Stored data entries:
"""

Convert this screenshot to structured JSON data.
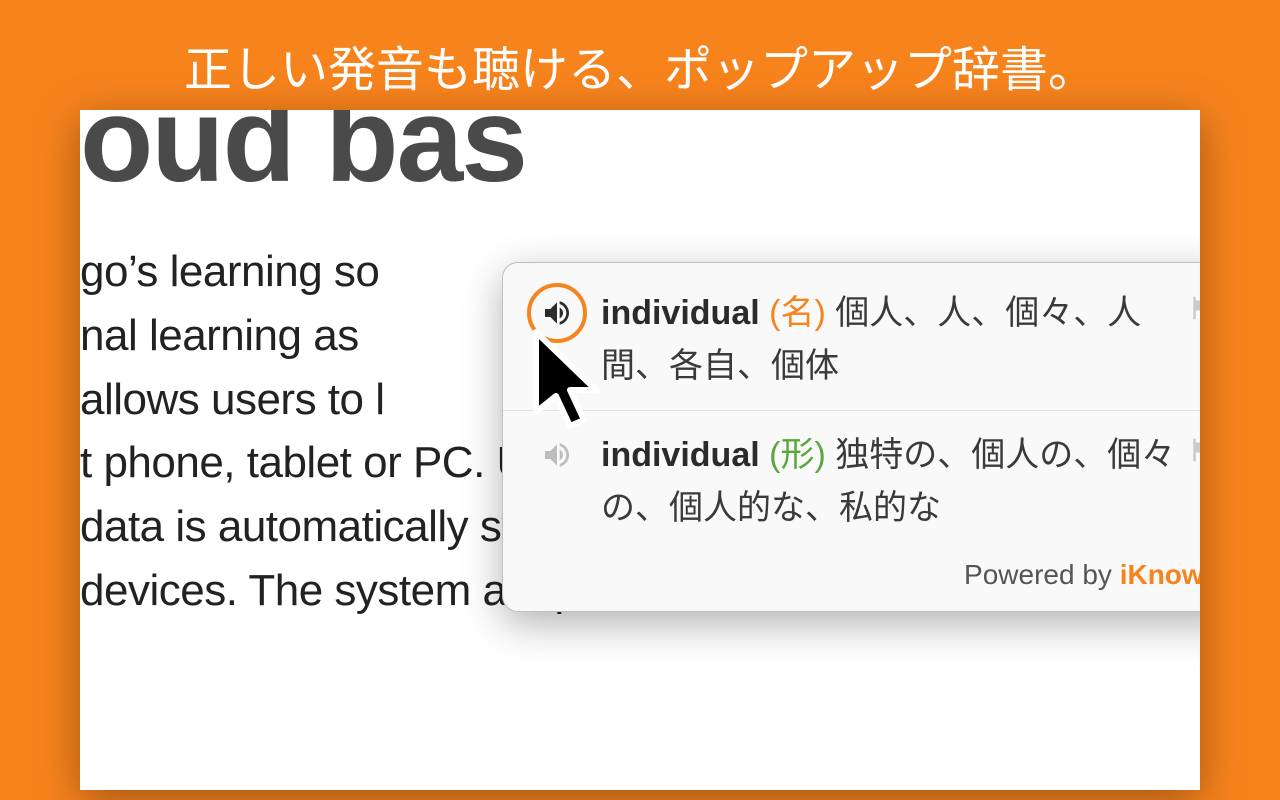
{
  "headline": "正しい発音も聴ける、ポップアップ辞書。",
  "doc": {
    "title": "oud bas",
    "body": "go's learning so\nnal learning as\nallows users to l\nt phone, tablet or PC. Users' individual\ndata is automatically synched across all\ndevices. The system adapts to an individual"
  },
  "popup": {
    "entries": [
      {
        "word": "individual",
        "pos": "(名)",
        "pos_class": "pos-noun",
        "meanings": "個人、人、個々、人間、各自、個体",
        "active": true
      },
      {
        "word": "individual",
        "pos": "(形)",
        "pos_class": "pos-adj",
        "meanings": "独特の、個人の、個々の、個人的な、私的な",
        "active": false
      }
    ],
    "powered_label": "Powered by ",
    "powered_brand": "iKnow!"
  },
  "colors": {
    "accent": "#f7831d",
    "adj": "#5aa83c"
  }
}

"""

The material above must be printed exactly, with its pictures left out.

Convert this screenshot to structured JSON data.
{
  "headline": "正しい発音も聴ける、ポップアップ辞書。",
  "doc": {
    "title": "oud bas",
    "body": "go's learning so\nnal learning as\nallows users to l\nt phone, tablet or PC. Users' individual\ndata is automatically synched across all\ndevices. The system adapts to an individual"
  },
  "popup": {
    "entries": [
      {
        "word": "individual",
        "pos": "(名)",
        "pos_class": "pos-noun",
        "meanings": "個人、人、個々、人間、各自、個体",
        "active": true
      },
      {
        "word": "individual",
        "pos": "(形)",
        "pos_class": "pos-adj",
        "meanings": "独特の、個人の、個々の、個人的な、私的な",
        "active": false
      }
    ],
    "powered_label": "Powered by ",
    "powered_brand": "iKnow!"
  },
  "colors": {
    "accent": "#f7831d",
    "adj": "#5aa83c"
  }
}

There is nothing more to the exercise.